Supplied data =
· · ·
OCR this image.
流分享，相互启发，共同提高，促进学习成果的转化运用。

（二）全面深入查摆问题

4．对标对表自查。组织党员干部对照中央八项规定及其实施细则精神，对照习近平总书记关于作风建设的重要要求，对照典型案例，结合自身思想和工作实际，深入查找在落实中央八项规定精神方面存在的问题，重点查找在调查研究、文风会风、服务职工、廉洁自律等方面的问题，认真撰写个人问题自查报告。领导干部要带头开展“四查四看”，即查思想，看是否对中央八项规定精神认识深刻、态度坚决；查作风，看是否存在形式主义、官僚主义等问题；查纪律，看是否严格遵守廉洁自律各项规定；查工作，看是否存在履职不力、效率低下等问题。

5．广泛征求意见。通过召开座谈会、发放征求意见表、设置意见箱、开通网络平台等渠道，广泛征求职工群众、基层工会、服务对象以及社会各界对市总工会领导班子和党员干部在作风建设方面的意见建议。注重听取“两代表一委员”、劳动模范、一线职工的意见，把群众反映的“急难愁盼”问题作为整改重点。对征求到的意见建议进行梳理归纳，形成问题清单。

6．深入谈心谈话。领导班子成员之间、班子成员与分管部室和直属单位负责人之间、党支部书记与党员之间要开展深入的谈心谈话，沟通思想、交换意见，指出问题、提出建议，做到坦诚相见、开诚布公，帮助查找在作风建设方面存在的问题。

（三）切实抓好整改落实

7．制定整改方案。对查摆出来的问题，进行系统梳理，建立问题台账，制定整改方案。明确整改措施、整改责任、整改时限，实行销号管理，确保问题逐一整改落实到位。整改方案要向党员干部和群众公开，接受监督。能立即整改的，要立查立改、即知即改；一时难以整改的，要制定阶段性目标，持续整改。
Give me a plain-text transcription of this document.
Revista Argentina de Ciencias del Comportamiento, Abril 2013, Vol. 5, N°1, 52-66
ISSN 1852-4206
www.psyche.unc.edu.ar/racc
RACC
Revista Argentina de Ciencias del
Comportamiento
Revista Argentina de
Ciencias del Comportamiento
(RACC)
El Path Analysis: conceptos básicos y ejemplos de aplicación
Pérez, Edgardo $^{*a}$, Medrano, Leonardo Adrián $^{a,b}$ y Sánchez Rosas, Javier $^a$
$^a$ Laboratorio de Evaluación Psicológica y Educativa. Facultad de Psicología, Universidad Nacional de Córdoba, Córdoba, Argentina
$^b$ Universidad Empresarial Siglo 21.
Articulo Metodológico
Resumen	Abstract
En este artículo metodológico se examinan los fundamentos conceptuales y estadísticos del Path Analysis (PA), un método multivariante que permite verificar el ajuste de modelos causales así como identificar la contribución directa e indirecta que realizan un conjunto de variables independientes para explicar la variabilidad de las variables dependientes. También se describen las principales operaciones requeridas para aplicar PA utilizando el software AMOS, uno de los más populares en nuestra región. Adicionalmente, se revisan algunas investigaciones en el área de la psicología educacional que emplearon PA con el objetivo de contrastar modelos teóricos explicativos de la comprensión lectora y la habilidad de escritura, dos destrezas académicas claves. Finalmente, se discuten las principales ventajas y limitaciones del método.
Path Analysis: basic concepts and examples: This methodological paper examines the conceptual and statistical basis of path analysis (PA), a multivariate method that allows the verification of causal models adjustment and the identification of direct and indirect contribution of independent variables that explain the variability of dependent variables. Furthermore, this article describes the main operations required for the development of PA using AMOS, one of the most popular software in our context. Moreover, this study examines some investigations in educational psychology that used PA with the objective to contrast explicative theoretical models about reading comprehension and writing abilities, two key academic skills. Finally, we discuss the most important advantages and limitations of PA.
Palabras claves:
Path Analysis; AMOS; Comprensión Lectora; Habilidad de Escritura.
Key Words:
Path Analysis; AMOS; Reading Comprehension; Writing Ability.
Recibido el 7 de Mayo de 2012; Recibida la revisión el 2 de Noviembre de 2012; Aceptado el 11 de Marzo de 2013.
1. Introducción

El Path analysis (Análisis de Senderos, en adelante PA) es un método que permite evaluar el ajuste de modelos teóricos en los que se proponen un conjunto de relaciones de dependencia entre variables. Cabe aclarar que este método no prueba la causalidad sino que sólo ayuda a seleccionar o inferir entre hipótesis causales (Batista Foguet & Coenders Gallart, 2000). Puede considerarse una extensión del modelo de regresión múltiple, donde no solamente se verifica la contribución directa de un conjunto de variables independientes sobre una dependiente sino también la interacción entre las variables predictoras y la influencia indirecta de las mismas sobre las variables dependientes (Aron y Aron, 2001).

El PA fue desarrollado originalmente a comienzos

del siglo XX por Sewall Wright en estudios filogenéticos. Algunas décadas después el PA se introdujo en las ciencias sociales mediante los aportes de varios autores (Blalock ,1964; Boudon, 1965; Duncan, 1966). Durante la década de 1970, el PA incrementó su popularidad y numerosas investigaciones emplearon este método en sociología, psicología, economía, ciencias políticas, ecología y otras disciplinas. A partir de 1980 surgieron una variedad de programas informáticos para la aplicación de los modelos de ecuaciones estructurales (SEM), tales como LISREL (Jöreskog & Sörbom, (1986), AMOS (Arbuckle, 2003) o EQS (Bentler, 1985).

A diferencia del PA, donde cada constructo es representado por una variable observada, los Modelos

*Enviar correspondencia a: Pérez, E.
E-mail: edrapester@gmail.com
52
· · ·
Exercise description = Give back all the records exactly as they stand.

Complete output =
OCR this image.
流分享，相互启发，共同提高，促进学习成果的转化运用。

（二）全面深入查摆问题

4．对标对表自查。组织党员干部对照中央八项规定及其实施细则精神，对照习近平总书记关于作风建设的重要要求，对照典型案例，结合自身思想和工作实际，深入查找在落实中央八项规定精神方面存在的问题，重点查找在调查研究、文风会风、服务职工、廉洁自律等方面的问题，认真撰写个人问题自查报告。领导干部要带头开展“四查四看”，即查思想，看是否对中央八项规定精神认识深刻、态度坚决；查作风，看是否存在形式主义、官僚主义等问题；查纪律，看是否严格遵守廉洁自律各项规定；查工作，看是否存在履职不力、效率低下等问题。

5．广泛征求意见。通过召开座谈会、发放征求意见表、设置意见箱、开通网络平台等渠道，广泛征求职工群众、基层工会、服务对象以及社会各界对市总工会领导班子和党员干部在作风建设方面的意见建议。注重听取“两代表一委员”、劳动模范、一线职工的意见，把群众反映的“急难愁盼”问题作为整改重点。对征求到的意见建议进行梳理归纳，形成问题清单。

6．深入谈心谈话。领导班子成员之间、班子成员与分管部室和直属单位负责人之间、党支部书记与党员之间要开展深入的谈心谈话，沟通思想、交换意见，指出问题、提出建议，做到坦诚相见、开诚布公，帮助查找在作风建设方面存在的问题。

（三）切实抓好整改落实

7．制定整改方案。对查摆出来的问题，进行系统梳理，建立问题台账，制定整改方案。明确整改措施、整改责任、整改时限，实行销号管理，确保问题逐一整改落实到位。整改方案要向党员干部和群众公开，接受监督。能立即整改的，要立查立改、即知即改；一时难以整改的，要制定阶段性目标，持续整改。
Give me a plain-text transcription of this document.
Revista Argentina de Ciencias del Comportamiento, Abril 2013, Vol. 5, N°1, 52-66
ISSN 1852-4206
www.psyche.unc.edu.ar/racc
RACC
Revista Argentina de Ciencias del
Comportamiento
Revista Argentina de
Ciencias del Comportamiento
(RACC)
El Path Analysis: conceptos básicos y ejemplos de aplicación
Pérez, Edgardo $^{*a}$, Medrano, Leonardo Adrián $^{a,b}$ y Sánchez Rosas, Javier $^a$
$^a$ Laboratorio de Evaluación Psicológica y Educativa. Facultad de Psicología, Universidad Nacional de Córdoba, Córdoba, Argentina
$^b$ Universidad Empresarial Siglo 21.
Articulo Metodológico
Resumen	Abstract
En este artículo metodológico se examinan los fundamentos conceptuales y estadísticos del Path Analysis (PA), un método multivariante que permite verificar el ajuste de modelos causales así como identificar la contribución directa e indirecta que realizan un conjunto de variables independientes para explicar la variabilidad de las variables dependientes. También se describen las principales operaciones requeridas para aplicar PA utilizando el software AMOS, uno de los más populares en nuestra región. Adicionalmente, se revisan algunas investigaciones en el área de la psicología educacional que emplearon PA con el objetivo de contrastar modelos teóricos explicativos de la comprensión lectora y la habilidad de escritura, dos destrezas académicas claves. Finalmente, se discuten las principales ventajas y limitaciones del método.
Path Analysis: basic concepts and examples: This methodological paper examines the conceptual and statistical basis of path analysis (PA), a multivariate method that allows the verification of causal models adjustment and the identification of direct and indirect contribution of independent variables that explain the variability of dependent variables. Furthermore, this article describes the main operations required for the development of PA using AMOS, one of the most popular software in our context. Moreover, this study examines some investigations in educational psychology that used PA with the objective to contrast explicative theoretical models about reading comprehension and writing abilities, two key academic skills. Finally, we discuss the most important advantages and limitations of PA.
Palabras claves:
Path Analysis; AMOS; Comprensión Lectora; Habilidad de Escritura.
Key Words:
Path Analysis; AMOS; Reading Comprehension; Writing Ability.
Recibido el 7 de Mayo de 2012; Recibida la revisión el 2 de Noviembre de 2012; Aceptado el 11 de Marzo de 2013.
1. Introducción

El Path analysis (Análisis de Senderos, en adelante PA) es un método que permite evaluar el ajuste de modelos teóricos en los que se proponen un conjunto de relaciones de dependencia entre variables. Cabe aclarar que este método no prueba la causalidad sino que sólo ayuda a seleccionar o inferir entre hipótesis causales (Batista Foguet & Coenders Gallart, 2000). Puede considerarse una extensión del modelo de regresión múltiple, donde no solamente se verifica la contribución directa de un conjunto de variables independientes sobre una dependiente sino también la interacción entre las variables predictoras y la influencia indirecta de las mismas sobre las variables dependientes (Aron y Aron, 2001).

El PA fue desarrollado originalmente a comienzos

del siglo XX por Sewall Wright en estudios filogenéticos. Algunas décadas después el PA se introdujo en las ciencias sociales mediante los aportes de varios autores (Blalock ,1964; Boudon, 1965; Duncan, 1966). Durante la década de 1970, el PA incrementó su popularidad y numerosas investigaciones emplearon este método en sociología, psicología, economía, ciencias políticas, ecología y otras disciplinas. A partir de 1980 surgieron una variedad de programas informáticos para la aplicación de los modelos de ecuaciones estructurales (SEM), tales como LISREL (Jöreskog & Sörbom, (1986), AMOS (Arbuckle, 2003) o EQS (Bentler, 1985).

A diferencia del PA, donde cada constructo es representado por una variable observada, los Modelos

*Enviar correspondencia a: Pérez, E.
E-mail: edrapester@gmail.com
52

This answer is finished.